Items listed in a dataset
• • •

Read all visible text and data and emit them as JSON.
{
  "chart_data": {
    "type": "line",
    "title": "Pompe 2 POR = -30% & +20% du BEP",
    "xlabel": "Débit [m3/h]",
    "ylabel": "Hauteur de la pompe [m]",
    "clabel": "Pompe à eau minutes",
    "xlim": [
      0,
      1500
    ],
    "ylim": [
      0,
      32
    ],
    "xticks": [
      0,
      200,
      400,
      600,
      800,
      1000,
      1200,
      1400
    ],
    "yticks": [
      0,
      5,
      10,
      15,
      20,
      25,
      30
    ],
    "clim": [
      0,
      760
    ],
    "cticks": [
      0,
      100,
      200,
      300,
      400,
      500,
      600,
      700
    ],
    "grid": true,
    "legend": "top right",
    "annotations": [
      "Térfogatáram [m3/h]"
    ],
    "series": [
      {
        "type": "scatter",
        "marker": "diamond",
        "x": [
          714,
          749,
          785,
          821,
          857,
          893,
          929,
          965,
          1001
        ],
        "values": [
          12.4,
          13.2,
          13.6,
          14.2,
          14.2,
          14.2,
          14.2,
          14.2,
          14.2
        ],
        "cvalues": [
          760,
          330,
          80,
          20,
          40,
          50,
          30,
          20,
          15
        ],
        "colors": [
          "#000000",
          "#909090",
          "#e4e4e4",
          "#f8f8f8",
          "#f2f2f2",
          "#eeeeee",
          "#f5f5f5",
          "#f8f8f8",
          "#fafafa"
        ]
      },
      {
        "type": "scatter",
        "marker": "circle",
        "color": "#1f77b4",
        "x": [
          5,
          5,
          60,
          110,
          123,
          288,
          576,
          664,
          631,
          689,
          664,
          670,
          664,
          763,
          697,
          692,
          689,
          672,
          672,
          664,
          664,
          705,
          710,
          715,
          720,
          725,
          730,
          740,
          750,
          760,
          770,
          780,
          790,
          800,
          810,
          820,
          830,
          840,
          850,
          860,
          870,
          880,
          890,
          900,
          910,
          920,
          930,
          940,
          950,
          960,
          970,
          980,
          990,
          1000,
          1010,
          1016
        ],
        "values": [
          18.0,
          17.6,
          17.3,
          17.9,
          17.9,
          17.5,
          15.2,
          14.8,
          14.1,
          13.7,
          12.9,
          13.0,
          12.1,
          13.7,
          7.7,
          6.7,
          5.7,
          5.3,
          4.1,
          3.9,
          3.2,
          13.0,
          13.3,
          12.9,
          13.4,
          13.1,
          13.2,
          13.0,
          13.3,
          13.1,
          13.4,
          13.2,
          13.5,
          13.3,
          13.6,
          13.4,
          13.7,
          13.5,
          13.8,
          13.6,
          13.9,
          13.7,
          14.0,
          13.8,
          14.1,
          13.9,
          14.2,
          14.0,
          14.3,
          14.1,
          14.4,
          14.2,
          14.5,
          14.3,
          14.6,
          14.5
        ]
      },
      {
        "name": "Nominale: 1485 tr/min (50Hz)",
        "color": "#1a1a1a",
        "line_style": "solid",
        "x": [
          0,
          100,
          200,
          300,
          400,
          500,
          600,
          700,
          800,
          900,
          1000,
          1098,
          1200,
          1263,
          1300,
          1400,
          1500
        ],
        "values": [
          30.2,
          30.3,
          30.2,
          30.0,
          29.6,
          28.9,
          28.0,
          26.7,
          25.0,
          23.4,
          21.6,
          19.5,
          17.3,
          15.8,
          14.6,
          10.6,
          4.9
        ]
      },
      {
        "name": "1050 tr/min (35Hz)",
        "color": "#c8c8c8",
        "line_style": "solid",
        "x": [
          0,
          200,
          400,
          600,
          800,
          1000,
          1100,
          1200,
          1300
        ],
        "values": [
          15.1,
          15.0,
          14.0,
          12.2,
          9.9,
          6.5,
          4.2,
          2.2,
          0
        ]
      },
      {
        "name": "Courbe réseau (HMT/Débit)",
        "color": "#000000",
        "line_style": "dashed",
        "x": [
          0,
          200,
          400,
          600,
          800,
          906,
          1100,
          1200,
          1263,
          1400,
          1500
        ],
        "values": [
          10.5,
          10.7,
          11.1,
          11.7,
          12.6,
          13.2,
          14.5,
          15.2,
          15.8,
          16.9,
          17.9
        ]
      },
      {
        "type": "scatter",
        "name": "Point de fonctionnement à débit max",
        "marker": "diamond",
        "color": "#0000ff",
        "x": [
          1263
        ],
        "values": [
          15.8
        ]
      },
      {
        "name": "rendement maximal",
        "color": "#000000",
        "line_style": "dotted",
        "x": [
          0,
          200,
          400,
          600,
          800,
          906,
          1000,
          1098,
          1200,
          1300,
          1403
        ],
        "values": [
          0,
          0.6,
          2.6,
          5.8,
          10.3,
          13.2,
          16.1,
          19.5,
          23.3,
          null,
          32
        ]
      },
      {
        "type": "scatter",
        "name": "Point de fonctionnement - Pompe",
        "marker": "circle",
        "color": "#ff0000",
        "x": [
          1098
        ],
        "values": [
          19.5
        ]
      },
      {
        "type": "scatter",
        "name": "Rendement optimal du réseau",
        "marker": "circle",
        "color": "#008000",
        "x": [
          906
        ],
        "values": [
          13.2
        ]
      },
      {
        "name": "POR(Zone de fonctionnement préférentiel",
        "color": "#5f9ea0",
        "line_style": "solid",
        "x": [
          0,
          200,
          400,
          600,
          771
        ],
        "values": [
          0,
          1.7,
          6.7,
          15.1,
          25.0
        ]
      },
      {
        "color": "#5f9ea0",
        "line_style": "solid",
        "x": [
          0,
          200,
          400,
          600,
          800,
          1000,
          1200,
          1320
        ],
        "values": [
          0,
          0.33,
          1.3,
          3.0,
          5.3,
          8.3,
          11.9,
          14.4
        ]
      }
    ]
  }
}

• • •

Task to complete: Copy out each record, keeping every word as it is.

Right answer:
Read all visible text and data and emit them as JSON.
{
  "chart_data": {
    "type": "line",
    "title": "Pompe 2 POR = -30% & +20% du BEP",
    "xlabel": "Débit [m3/h]",
    "ylabel": "Hauteur de la pompe [m]",
    "clabel": "Pompe à eau minutes",
    "xlim": [
      0,
      1500
    ],
    "ylim": [
      0,
      32
    ],
    "xticks": [
      0,
      200,
      400,
      600,
      800,
      1000,
      1200,
      1400
    ],
    "yticks": [
      0,
      5,
      10,
      15,
      20,
      25,
      30
    ],
    "clim": [
      0,
      760
    ],
    "cticks": [
      0,
      100,
      200,
      300,
      400,
      500,
      600,
      700
    ],
    "grid": true,
    "legend": "top right",
    "annotations": [
      "Térfogatáram [m3/h]"
    ],
    "series": [
      {
        "type": "scatter",
        "marker": "diamond",
        "x": [
          714,
          749,
          785,
          821,
          857,
          893,
          929,
          965,
          1001
        ],
        "values": [
          12.4,
          13.2,
          13.6,
          14.2,
          14.2,
          14.2,
          14.2,
          14.2,
          14.2
        ],
        "cvalues": [
          760,
          330,
          80,
          20,
          40,
          50,
          30,
          20,
          15
        ],
        "colors": [
          "#000000",
          "#909090",
          "#e4e4e4",
          "#f8f8f8",
          "#f2f2f2",
          "#eeeeee",
          "#f5f5f5",
          "#f8f8f8",
          "#fafafa"
        ]
      },
      {
        "type": "scatter",
        "marker": "circle",
        "color": "#1f77b4",
        "x": [
          5,
          5,
          60,
          110,
          123,
          288,
          576,
          664,
          631,
          689,
          664,
          670,
          664,
          763,
          697,
          692,
          689,
          672,
          672,
          664,
          664,
          705,
          710,
          715,
          720,
          725,
          730,
          740,
          750,
          760,
          770,
          780,
          790,
          800,
          810,
          820,
          830,
          840,
          850,
          860,
          870,
          880,
          890,
          900,
          910,
          920,
          930,
          940,
          950,
          960,
          970,
          980,
          990,
          1000,
          1010,
          1016
        ],
        "values": [
          18.0,
          17.6,
          17.3,
          17.9,
          17.9,
          17.5,
          15.2,
          14.8,
          14.1,
          13.7,
          12.9,
          13.0,
          12.1,
          13.7,
          7.7,
          6.7,
          5.7,
          5.3,
          4.1,
          3.9,
          3.2,
          13.0,
          13.3,
          12.9,
          13.4,
          13.1,
          13.2,
          13.0,
          13.3,
          13.1,
          13.4,
          13.2,
          13.5,
          13.3,
          13.6,
          13.4,
          13.7,
          13.5,
          13.8,
          13.6,
          13.9,
          13.7,
          14.0,
          13.8,
          14.1,
          13.9,
          14.2,
          14.0,
          14.3,
          14.1,
          14.4,
          14.2,
          14.5,
          14.3,
          14.6,
          14.5
        ]
      },
      {
        "name": "Nominale: 1485 tr/min (50Hz)",
        "color": "#1a1a1a",
        "line_style": "solid",
        "x": [
          0,
          100,
          200,
          300,
          400,
          500,
          600,
          700,
          800,
          900,
          1000,
          1098,
          1200,
          1263,
          1300,
          1400,
          1500
        ],
        "values": [
          30.2,
          30.3,
          30.2,
          30.0,
          29.6,
          28.9,
          28.0,
          26.7,
          25.0,
          23.4,
          21.6,
          19.5,
          17.3,
          15.8,
          14.6,
          10.6,
          4.9
        ]
      },
      {
        "name": "1050 tr/min (35Hz)",
        "color": "#c8c8c8",
        "line_style": "solid",
        "x": [
          0,
          200,
          400,
          600,
          800,
          1000,
          1100,
          1200,
          1300
        ],
        "values": [
          15.1,
          15.0,
          14.0,
          12.2,
          9.9,
          6.5,
          4.2,
          2.2,
          0
        ]
      },
      {
        "name": "Courbe réseau (HMT/Débit)",
        "color": "#000000",
        "line_style": "dashed",
        "x": [
          0,
          200,
          400,
          600,
          800,
          906,
          1100,
          1200,
          1263,
          1400,
          1500
        ],
        "values": [
          10.5,
          10.7,
          11.1,
          11.7,
          12.6,
          13.2,
          14.5,
          15.2,
          15.8,
          16.9,
          17.9
        ]
      },
      {
        "type": "scatter",
        "name": "Point de fonctionnement à débit max",
        "marker": "diamond",
        "color": "#0000ff",
        "x": [
          1263
        ],
        "values": [
          15.8
        ]
      },
      {
        "name": "rendement maximal",
        "color": "#000000",
        "line_style": "dotted",
        "x": [
          0,
          200,
          400,
          600,
          800,
          906,
          1000,
          1098,
          1200,
          1300,
          1403
        ],
        "values": [
          0,
          0.6,
          2.6,
          5.8,
          10.3,
          13.2,
          16.1,
          19.5,
          23.3,
          null,
          32
        ]
      },
      {
        "type": "scatter",
        "name": "Point de fonctionnement - Pompe",
        "marker": "circle",
        "color": "#ff0000",
        "x": [
          1098
        ],
        "values": [
          19.5
        ]
      },
      {
        "type": "scatter",
        "name": "Rendement optimal du réseau",
        "marker": "circle",
        "color": "#008000",
        "x": [
          906
        ],
        "values": [
          13.2
        ]
      },
      {
        "name": "POR(Zone de fonctionnement préférentiel",
        "color": "#5f9ea0",
        "line_style": "solid",
        "x": [
          0,
          200,
          400,
          600,
          771
        ],
        "values": [
          0,
          1.7,
          6.7,
          15.1,
          25.0
        ]
      },
      {
        "color": "#5f9ea0",
        "line_style": "solid",
        "x": [
          0,
          200,
          400,
          600,
          800,
          1000,
          1200,
          1320
        ],
        "values": [
          0,
          0.33,
          1.3,
          3.0,
          5.3,
          8.3,
          11.9,
          14.4
        ]
      }
    ]
  }
}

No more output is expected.